- Short problem:
Reproduce the following material exactly, including every line.

[Extracts from a graphics dataset]

# # # # # # #

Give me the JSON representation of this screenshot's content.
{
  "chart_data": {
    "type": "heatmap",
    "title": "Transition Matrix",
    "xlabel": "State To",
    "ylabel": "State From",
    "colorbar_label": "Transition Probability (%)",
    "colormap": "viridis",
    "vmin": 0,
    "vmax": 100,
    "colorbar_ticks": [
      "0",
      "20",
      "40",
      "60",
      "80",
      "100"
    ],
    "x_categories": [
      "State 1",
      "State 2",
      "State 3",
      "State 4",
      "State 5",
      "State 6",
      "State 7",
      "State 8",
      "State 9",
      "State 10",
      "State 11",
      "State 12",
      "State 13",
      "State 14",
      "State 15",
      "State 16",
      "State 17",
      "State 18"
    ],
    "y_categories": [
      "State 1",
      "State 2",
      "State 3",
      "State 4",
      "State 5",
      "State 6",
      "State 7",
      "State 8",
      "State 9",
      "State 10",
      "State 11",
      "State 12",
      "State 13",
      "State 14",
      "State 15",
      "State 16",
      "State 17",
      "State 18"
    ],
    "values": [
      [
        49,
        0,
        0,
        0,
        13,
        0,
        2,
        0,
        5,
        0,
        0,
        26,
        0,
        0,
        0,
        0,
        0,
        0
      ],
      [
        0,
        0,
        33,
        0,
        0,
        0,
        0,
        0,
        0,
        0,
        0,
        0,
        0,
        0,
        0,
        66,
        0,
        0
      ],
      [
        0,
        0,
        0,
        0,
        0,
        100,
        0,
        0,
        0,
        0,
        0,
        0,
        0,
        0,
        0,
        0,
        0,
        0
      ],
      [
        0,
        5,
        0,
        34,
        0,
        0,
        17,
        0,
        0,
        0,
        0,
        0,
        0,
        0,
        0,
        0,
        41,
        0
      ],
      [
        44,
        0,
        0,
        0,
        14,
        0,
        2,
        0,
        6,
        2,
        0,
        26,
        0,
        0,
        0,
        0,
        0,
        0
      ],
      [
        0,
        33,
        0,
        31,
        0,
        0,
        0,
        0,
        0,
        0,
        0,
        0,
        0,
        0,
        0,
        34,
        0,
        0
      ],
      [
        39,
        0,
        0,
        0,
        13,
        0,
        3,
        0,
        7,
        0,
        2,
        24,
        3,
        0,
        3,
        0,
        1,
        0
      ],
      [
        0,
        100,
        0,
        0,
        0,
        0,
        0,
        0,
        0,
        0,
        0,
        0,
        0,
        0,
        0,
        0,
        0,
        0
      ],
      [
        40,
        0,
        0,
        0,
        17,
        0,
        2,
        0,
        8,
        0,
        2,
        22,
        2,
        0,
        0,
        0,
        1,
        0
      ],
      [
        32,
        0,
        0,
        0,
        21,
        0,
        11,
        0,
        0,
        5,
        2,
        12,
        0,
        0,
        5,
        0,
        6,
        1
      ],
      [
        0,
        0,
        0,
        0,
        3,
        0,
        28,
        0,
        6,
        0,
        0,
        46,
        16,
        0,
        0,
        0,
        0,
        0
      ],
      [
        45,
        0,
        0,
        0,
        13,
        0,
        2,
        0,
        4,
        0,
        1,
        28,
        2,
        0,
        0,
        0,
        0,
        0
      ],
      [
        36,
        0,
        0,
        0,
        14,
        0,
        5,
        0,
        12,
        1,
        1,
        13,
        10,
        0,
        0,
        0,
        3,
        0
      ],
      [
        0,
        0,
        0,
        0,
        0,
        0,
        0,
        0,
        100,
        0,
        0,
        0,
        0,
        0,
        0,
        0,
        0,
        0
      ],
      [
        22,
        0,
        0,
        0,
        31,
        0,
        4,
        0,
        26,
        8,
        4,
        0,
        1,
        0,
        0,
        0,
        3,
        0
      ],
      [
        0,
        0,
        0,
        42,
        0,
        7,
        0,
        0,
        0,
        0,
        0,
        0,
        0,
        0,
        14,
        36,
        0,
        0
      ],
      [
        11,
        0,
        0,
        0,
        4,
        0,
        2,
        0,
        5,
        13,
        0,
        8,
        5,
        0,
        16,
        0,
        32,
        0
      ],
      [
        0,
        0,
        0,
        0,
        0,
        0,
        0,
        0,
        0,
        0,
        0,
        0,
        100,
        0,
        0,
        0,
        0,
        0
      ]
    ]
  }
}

# # # # # # #

- Expected answer:
Give me the JSON representation of this screenshot's content.
{
  "chart_data": {
    "type": "heatmap",
    "title": "Transition Matrix",
    "xlabel": "State To",
    "ylabel": "State From",
    "colorbar_label": "Transition Probability (%)",
    "colormap": "viridis",
    "vmin": 0,
    "vmax": 100,
    "colorbar_ticks": [
      "0",
      "20",
      "40",
      "60",
      "80",
      "100"
    ],
    "x_categories": [
      "State 1",
      "State 2",
      "State 3",
      "State 4",
      "State 5",
      "State 6",
      "State 7",
      "State 8",
      "State 9",
      "State 10",
      "State 11",
      "State 12",
      "State 13",
      "State 14",
      "State 15",
      "State 16",
      "State 17",
      "State 18"
    ],
    "y_categories": [
      "State 1",
      "State 2",
      "State 3",
      "State 4",
      "State 5",
      "State 6",
      "State 7",
      "State 8",
      "State 9",
      "State 10",
      "State 11",
      "State 12",
      "State 13",
      "State 14",
      "State 15",
      "State 16",
      "State 17",
      "State 18"
    ],
    "values": [
      [
        49,
        0,
        0,
        0,
        13,
        0,
        2,
        0,
        5,
        0,
        0,
        26,
        0,
        0,
        0,
        0,
        0,
        0
      ],
      [
        0,
        0,
        33,
        0,
        0,
        0,
        0,
        0,
        0,
        0,
        0,
        0,
        0,
        0,
        0,
        66,
        0,
        0
      ],
      [
        0,
        0,
        0,
        0,
        0,
        100,
        0,
        0,
        0,
        0,
        0,
        0,
        0,
        0,
        0,
        0,
        0,
        0
      ],
      [
        0,
        5,
        0,
        34,
        0,
        0,
        17,
        0,
        0,
        0,
        0,
        0,
        0,
        0,
        0,
        0,
        41,
        0
      ],
      [
        44,
        0,
        0,
        0,
        14,
        0,
        2,
        0,
        6,
        2,
        0,
        26,
        0,
        0,
        0,
        0,
        0,
        0
      ],
      [
        0,
        33,
        0,
        31,
        0,
        0,
        0,
        0,
        0,
        0,
        0,
        0,
        0,
        0,
        0,
        34,
        0,
        0
      ],
      [
        39,
        0,
        0,
        0,
        13,
        0,
        3,
        0,
        7,
        0,
        2,
        24,
        3,
        0,
        3,
        0,
        1,
        0
      ],
      [
        0,
        100,
        0,
        0,
        0,
        0,
        0,
        0,
        0,
        0,
        0,
        0,
        0,
        0,
        0,
        0,
        0,
        0
      ],
      [
        40,
        0,
        0,
        0,
        17,
        0,
        2,
        0,
        8,
        0,
        2,
        22,
        2,
        0,
        0,
        0,
        1,
        0
      ],
      [
        32,
        0,
        0,
        0,
        21,
        0,
        11,
        0,
        0,
        5,
        2,
        12,
        0,
        0,
        5,
        0,
        6,
        1
      ],
      [
        0,
        0,
        0,
        0,
        3,
        0,
        28,
        0,
        6,
        0,
        0,
        46,
        16,
        0,
        0,
        0,
        0,
        0
      ],
      [
        45,
        0,
        0,
        0,
        13,
        0,
        2,
        0,
        4,
        0,
        1,
        28,
        2,
        0,
        0,
        0,
        0,
        0
      ],
      [
        36,
        0,
        0,
        0,
        14,
        0,
        5,
        0,
        12,
        1,
        1,
        13,
        10,
        0,
        0,
        0,
        3,
        0
      ],
      [
        0,
        0,
        0,
        0,
        0,
        0,
        0,
        0,
        100,
        0,
        0,
        0,
        0,
        0,
        0,
        0,
        0,
        0
      ],
      [
        22,
        0,
        0,
        0,
        31,
        0,
        4,
        0,
        26,
        8,
        4,
        0,
        1,
        0,
        0,
        0,
        3,
        0
      ],
      [
        0,
        0,
        0,
        42,
        0,
        7,
        0,
        0,
        0,
        0,
        0,
        0,
        0,
        0,
        14,
        36,
        0,
        0
      ],
      [
        11,
        0,
        0,
        0,
        4,
        0,
        2,
        0,
        5,
        13,
        0,
        8,
        5,
        0,
        16,
        0,
        32,
        0
      ],
      [
        0,
        0,
        0,
        0,
        0,
        0,
        0,
        0,
        0,
        0,
        0,
        0,
        100,
        0,
        0,
        0,
        0,
        0
      ]
    ]
  }
}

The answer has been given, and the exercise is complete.